▸ **What the task asks**
Copy out the data word for word, from its first line through the line containing "key-3[interactable]: 3 [551, 372, 601, 405]", with both of those lines included.
::::::::::
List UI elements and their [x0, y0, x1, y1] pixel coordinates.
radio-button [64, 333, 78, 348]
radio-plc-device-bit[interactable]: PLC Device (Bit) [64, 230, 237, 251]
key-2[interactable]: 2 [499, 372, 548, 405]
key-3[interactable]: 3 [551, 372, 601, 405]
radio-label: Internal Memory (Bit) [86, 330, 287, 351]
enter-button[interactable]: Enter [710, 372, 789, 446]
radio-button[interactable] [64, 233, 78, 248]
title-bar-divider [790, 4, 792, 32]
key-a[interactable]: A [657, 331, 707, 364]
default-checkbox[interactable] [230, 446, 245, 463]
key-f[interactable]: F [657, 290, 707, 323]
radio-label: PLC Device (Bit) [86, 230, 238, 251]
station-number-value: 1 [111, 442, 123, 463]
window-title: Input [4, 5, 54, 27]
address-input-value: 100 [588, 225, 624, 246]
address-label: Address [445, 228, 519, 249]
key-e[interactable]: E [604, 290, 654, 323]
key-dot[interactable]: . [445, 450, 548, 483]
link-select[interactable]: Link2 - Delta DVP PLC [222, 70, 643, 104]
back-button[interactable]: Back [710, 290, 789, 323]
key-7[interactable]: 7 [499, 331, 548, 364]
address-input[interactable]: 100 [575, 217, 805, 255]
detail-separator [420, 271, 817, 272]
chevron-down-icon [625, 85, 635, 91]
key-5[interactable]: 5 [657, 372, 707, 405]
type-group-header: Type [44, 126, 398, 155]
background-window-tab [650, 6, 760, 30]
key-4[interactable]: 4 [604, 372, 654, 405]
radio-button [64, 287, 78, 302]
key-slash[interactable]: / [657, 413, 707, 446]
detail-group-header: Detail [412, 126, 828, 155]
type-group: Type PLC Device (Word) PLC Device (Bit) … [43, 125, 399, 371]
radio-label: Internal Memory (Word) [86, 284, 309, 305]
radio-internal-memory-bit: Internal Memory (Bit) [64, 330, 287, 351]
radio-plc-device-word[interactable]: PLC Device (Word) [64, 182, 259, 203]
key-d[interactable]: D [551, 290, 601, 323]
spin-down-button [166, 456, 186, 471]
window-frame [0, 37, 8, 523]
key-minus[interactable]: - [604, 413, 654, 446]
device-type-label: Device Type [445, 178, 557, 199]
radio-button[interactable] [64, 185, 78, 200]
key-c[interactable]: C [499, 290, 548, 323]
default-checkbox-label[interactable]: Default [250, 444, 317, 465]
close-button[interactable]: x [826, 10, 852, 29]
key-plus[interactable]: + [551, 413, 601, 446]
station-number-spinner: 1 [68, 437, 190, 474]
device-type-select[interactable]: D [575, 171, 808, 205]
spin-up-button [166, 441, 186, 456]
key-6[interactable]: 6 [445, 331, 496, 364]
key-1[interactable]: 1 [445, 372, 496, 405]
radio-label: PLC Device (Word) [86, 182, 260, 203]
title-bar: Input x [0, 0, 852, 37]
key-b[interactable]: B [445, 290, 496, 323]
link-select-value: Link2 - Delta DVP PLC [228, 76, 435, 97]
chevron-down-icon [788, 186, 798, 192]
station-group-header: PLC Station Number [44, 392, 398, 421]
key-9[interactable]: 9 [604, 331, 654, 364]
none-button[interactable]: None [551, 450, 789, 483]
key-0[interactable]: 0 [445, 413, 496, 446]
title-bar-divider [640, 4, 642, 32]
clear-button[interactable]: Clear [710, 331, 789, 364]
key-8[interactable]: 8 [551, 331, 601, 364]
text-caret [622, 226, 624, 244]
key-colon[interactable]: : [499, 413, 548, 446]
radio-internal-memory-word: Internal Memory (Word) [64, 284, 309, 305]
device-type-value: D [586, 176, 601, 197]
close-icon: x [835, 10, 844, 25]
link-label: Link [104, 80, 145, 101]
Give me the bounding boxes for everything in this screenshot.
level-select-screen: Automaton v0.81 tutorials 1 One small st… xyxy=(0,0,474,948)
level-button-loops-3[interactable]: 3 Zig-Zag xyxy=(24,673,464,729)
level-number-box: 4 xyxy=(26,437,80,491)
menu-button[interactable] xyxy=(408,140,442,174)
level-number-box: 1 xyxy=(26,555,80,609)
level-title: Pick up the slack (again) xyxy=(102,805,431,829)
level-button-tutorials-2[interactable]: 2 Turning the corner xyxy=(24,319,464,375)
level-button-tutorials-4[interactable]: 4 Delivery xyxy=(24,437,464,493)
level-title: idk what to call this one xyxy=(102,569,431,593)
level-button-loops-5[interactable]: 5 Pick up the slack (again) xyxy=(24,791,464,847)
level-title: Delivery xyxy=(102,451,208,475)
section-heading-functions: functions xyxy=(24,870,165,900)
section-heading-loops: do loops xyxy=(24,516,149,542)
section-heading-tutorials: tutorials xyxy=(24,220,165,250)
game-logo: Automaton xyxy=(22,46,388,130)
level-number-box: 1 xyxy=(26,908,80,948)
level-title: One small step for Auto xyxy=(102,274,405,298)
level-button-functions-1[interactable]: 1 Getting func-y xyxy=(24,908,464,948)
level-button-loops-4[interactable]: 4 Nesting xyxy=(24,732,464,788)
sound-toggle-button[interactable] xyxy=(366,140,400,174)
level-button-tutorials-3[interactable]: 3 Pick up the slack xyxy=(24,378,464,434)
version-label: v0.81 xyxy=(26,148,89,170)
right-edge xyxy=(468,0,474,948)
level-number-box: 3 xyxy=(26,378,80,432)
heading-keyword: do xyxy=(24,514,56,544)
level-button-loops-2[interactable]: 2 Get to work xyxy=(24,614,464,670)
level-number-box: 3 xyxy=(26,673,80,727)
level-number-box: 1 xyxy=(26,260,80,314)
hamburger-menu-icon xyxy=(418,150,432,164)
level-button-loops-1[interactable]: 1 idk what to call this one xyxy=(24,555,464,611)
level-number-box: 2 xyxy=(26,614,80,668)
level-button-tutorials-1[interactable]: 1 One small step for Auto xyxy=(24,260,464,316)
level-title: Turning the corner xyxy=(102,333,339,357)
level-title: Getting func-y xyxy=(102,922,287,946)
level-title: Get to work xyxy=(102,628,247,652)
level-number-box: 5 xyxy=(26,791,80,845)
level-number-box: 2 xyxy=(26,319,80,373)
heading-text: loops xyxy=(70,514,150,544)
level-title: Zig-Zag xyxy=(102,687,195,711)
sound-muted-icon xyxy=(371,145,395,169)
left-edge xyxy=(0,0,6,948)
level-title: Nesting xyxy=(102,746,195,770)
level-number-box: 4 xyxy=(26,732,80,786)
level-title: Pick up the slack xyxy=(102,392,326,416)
::::::::::
▸ **The solution**
List UI elements and their [x0, y0, x1, y1] pixel coordinates.
radio-button [64, 333, 78, 348]
radio-plc-device-bit[interactable]: PLC Device (Bit) [64, 230, 237, 251]
key-2[interactable]: 2 [499, 372, 548, 405]
key-3[interactable]: 3 [551, 372, 601, 405]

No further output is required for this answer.